▸ Task statement
Go through the entries and transcribe each one exactly, dropping the pictures.

▸ Data to process
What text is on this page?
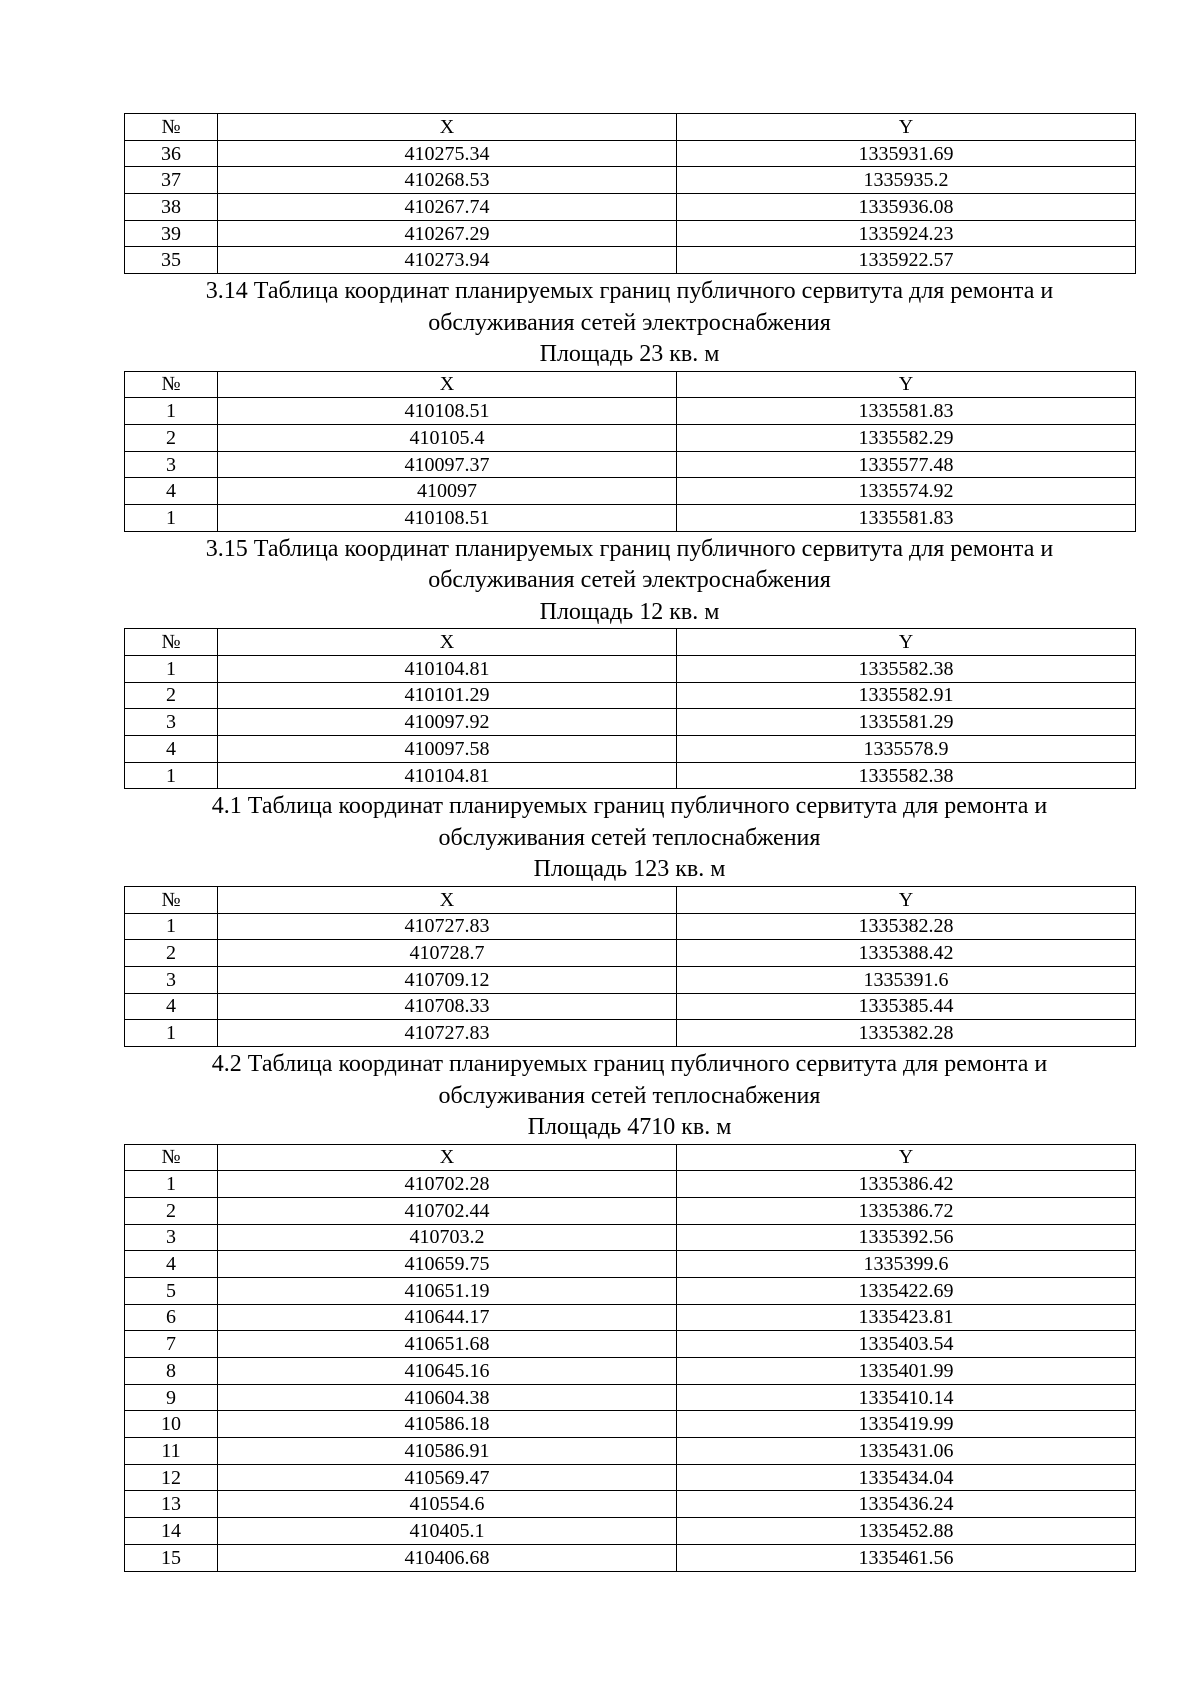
№	X	Y
36	410275.34	1335931.69
37	410268.53	1335935.2
38	410267.74	1335936.08
39	410267.29	1335924.23
35	410273.94	1335922.57
3.14 Таблица координат планируемых границ публичного сервитута для ремонта и
обслуживания сетей электроснабжения
Площадь 23 кв. м
№	X	Y
1	410108.51	1335581.83
2	410105.4	1335582.29
3	410097.37	1335577.48
4	410097	1335574.92
1	410108.51	1335581.83
3.15 Таблица координат планируемых границ публичного сервитута для ремонта и
обслуживания сетей электроснабжения
Площадь 12 кв. м
№	X	Y
1	410104.81	1335582.38
2	410101.29	1335582.91
3	410097.92	1335581.29
4	410097.58	1335578.9
1	410104.81	1335582.38
4.1 Таблица координат планируемых границ публичного сервитута для ремонта и
обслуживания сетей теплоснабжения
Площадь 123 кв. м
№	X	Y
1	410727.83	1335382.28
2	410728.7	1335388.42
3	410709.12	1335391.6
4	410708.33	1335385.44
1	410727.83	1335382.28
4.2 Таблица координат планируемых границ публичного сервитута для ремонта и
обслуживания сетей теплоснабжения
Площадь 4710 кв. м
№	X	Y
1	410702.28	1335386.42
2	410702.44	1335386.72
3	410703.2	1335392.56
4	410659.75	1335399.6
5	410651.19	1335422.69
6	410644.17	1335423.81
7	410651.68	1335403.54
8	410645.16	1335401.99
9	410604.38	1335410.14
10	410586.18	1335419.99
11	410586.91	1335431.06
12	410569.47	1335434.04
13	410554.6	1335436.24
14	410405.1	1335452.88
15	410406.68	1335461.56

▸ Exercise response
What text is on this page?
№	X	Y
36	410275.34	1335931.69
37	410268.53	1335935.2
38	410267.74	1335936.08
39	410267.29	1335924.23
35	410273.94	1335922.57
3.14 Таблица координат планируемых границ публичного сервитута для ремонта и
обслуживания сетей электроснабжения
Площадь 23 кв. м
№	X	Y
1	410108.51	1335581.83
2	410105.4	1335582.29
3	410097.37	1335577.48
4	410097	1335574.92
1	410108.51	1335581.83
3.15 Таблица координат планируемых границ публичного сервитута для ремонта и
обслуживания сетей электроснабжения
Площадь 12 кв. м
№	X	Y
1	410104.81	1335582.38
2	410101.29	1335582.91
3	410097.92	1335581.29
4	410097.58	1335578.9
1	410104.81	1335582.38
4.1 Таблица координат планируемых границ публичного сервитута для ремонта и
обслуживания сетей теплоснабжения
Площадь 123 кв. м
№	X	Y
1	410727.83	1335382.28
2	410728.7	1335388.42
3	410709.12	1335391.6
4	410708.33	1335385.44
1	410727.83	1335382.28
4.2 Таблица координат планируемых границ публичного сервитута для ремонта и
обслуживания сетей теплоснабжения
Площадь 4710 кв. м
№	X	Y
1	410702.28	1335386.42
2	410702.44	1335386.72
3	410703.2	1335392.56
4	410659.75	1335399.6
5	410651.19	1335422.69
6	410644.17	1335423.81
7	410651.68	1335403.54
8	410645.16	1335401.99
9	410604.38	1335410.14
10	410586.18	1335419.99
11	410586.91	1335431.06
12	410569.47	1335434.04
13	410554.6	1335436.24
14	410405.1	1335452.88
15	410406.68	1335461.56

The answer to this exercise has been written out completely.